● Your task
Copy each entry as it stands, leaving nothing out.
══════
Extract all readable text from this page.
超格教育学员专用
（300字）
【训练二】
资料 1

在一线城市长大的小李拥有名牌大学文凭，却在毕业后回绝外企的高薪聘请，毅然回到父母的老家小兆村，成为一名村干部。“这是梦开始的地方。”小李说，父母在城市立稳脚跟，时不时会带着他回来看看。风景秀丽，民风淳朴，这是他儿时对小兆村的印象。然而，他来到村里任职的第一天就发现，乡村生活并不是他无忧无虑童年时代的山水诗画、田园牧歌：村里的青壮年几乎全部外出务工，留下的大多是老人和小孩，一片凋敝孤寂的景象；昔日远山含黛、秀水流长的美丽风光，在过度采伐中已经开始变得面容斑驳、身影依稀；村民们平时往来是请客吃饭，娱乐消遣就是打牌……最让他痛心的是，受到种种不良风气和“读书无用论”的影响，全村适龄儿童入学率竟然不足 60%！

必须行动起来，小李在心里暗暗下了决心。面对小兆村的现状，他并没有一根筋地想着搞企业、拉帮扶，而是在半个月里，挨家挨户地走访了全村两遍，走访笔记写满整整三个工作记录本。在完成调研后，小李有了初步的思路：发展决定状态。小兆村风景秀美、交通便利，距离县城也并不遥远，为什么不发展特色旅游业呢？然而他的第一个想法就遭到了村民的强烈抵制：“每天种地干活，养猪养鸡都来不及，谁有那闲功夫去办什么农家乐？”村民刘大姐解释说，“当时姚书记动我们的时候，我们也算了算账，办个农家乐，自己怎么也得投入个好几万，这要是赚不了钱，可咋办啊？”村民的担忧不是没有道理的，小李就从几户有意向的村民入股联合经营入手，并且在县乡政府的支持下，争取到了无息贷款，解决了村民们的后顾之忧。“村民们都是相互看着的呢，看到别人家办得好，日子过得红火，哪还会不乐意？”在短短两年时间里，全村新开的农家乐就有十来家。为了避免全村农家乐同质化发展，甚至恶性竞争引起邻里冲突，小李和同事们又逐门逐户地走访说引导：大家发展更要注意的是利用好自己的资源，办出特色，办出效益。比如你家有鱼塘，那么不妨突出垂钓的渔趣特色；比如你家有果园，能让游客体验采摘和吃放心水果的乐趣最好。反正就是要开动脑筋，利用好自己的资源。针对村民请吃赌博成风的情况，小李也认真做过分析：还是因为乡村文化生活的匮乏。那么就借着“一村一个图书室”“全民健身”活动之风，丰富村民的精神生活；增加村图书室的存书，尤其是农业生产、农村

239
══════
● Answer to the task
Extract all readable text from this page.
超格教育学员专用
（300字）
【训练二】
资料 1

在一线城市长大的小李拥有名牌大学文凭，却在毕业后回绝外企的高薪聘请，毅然回到父母的老家小兆村，成为一名村干部。“这是梦开始的地方。”小李说，父母在城市立稳脚跟，时不时会带着他回来看看。风景秀丽，民风淳朴，这是他儿时对小兆村的印象。然而，他来到村里任职的第一天就发现，乡村生活并不是他无忧无虑童年时代的山水诗画、田园牧歌：村里的青壮年几乎全部外出务工，留下的大多是老人和小孩，一片凋敝孤寂的景象；昔日远山含黛、秀水流长的美丽风光，在过度采伐中已经开始变得面容斑驳、身影依稀；村民们平时往来是请客吃饭，娱乐消遣就是打牌……最让他痛心的是，受到种种不良风气和“读书无用论”的影响，全村适龄儿童入学率竟然不足 60%！

必须行动起来，小李在心里暗暗下了决心。面对小兆村的现状，他并没有一根筋地想着搞企业、拉帮扶，而是在半个月里，挨家挨户地走访了全村两遍，走访笔记写满整整三个工作记录本。在完成调研后，小李有了初步的思路：发展决定状态。小兆村风景秀美、交通便利，距离县城也并不遥远，为什么不发展特色旅游业呢？然而他的第一个想法就遭到了村民的强烈抵制：“每天种地干活，养猪养鸡都来不及，谁有那闲功夫去办什么农家乐？”村民刘大姐解释说，“当时姚书记动我们的时候，我们也算了算账，办个农家乐，自己怎么也得投入个好几万，这要是赚不了钱，可咋办啊？”村民的担忧不是没有道理的，小李就从几户有意向的村民入股联合经营入手，并且在县乡政府的支持下，争取到了无息贷款，解决了村民们的后顾之忧。“村民们都是相互看着的呢，看到别人家办得好，日子过得红火，哪还会不乐意？”在短短两年时间里，全村新开的农家乐就有十来家。为了避免全村农家乐同质化发展，甚至恶性竞争引起邻里冲突，小李和同事们又逐门逐户地走访说引导：大家发展更要注意的是利用好自己的资源，办出特色，办出效益。比如你家有鱼塘，那么不妨突出垂钓的渔趣特色；比如你家有果园，能让游客体验采摘和吃放心水果的乐趣最好。反正就是要开动脑筋，利用好自己的资源。针对村民请吃赌博成风的情况，小李也认真做过分析：还是因为乡村文化生活的匮乏。那么就借着“一村一个图书室”“全民健身”活动之风，丰富村民的精神生活；增加村图书室的存书，尤其是农业生产、农村

239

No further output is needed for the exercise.